--- Start of Extracted material ---

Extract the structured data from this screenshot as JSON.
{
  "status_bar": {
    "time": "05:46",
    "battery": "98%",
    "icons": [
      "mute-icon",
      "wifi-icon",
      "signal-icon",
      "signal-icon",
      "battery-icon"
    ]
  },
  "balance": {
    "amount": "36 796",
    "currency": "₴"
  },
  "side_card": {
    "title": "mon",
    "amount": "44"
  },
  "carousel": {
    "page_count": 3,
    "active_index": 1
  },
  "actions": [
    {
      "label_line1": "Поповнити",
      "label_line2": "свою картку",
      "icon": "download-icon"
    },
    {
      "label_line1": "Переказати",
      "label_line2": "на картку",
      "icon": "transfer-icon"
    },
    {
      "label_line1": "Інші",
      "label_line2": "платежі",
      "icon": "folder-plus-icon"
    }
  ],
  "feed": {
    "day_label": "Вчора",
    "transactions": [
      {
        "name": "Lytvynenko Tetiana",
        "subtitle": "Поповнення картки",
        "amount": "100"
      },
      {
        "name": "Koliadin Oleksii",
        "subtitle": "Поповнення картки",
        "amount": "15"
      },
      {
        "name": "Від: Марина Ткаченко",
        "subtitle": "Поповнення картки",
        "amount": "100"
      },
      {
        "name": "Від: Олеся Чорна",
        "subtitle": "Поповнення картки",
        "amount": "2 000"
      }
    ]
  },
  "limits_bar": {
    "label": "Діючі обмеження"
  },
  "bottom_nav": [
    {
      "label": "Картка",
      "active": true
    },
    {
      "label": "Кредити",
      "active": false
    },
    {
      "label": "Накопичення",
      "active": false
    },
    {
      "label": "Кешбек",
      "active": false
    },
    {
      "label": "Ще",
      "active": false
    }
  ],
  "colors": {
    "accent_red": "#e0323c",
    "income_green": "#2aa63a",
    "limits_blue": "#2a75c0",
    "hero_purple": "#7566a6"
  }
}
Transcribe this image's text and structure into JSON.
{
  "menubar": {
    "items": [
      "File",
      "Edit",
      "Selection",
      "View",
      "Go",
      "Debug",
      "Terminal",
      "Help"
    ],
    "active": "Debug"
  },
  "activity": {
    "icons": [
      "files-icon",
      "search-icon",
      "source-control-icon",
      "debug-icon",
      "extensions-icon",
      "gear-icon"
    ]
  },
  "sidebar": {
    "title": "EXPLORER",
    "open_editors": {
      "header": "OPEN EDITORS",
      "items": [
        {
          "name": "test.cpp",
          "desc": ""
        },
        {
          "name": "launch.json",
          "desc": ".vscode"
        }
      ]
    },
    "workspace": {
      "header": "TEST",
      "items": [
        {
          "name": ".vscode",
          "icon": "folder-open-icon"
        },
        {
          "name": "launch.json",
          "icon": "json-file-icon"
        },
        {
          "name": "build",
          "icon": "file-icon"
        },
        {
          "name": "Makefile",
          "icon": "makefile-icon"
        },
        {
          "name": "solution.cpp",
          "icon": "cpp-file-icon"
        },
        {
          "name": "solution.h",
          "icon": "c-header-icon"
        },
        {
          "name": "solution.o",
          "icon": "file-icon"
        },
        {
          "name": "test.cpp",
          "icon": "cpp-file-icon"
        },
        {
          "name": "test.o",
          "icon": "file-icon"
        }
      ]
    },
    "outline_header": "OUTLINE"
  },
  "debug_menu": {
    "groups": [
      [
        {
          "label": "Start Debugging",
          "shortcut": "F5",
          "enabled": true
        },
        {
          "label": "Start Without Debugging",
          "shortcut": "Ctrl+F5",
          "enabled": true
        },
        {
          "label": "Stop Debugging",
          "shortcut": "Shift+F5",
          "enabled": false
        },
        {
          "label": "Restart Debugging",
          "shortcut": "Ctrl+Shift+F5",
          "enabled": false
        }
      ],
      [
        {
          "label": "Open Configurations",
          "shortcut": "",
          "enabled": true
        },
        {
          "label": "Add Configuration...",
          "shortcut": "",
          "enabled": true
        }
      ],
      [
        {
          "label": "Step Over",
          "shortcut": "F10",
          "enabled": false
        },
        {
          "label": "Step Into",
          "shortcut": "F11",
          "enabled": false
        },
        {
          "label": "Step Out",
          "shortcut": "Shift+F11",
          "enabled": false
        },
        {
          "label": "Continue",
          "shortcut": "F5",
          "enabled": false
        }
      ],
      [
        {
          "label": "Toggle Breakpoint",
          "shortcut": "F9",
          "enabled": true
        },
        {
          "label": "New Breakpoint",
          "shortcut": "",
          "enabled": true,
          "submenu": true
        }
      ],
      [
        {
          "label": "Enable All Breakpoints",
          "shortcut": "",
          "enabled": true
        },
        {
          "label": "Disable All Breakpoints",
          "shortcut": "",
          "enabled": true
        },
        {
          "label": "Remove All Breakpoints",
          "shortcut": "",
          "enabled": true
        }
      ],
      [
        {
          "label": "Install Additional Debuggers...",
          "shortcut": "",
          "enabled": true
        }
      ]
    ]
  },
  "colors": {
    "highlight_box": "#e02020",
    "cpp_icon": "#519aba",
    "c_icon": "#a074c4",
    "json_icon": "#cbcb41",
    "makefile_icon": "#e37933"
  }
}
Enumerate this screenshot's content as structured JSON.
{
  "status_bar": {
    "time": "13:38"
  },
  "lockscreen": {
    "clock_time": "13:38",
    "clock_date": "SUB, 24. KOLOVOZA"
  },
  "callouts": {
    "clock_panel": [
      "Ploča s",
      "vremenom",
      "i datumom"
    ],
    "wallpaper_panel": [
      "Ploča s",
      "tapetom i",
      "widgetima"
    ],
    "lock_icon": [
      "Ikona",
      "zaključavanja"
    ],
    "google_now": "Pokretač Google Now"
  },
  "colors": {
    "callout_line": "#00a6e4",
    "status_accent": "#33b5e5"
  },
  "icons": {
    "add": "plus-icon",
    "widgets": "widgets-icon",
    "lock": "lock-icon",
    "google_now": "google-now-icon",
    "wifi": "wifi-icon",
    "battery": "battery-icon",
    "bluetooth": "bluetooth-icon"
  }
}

--- End of Extracted material ---

* Task to carry out *
Check each line of the data above for the string "folder" and report only how many lines have it.

* Solution to this exercise *
2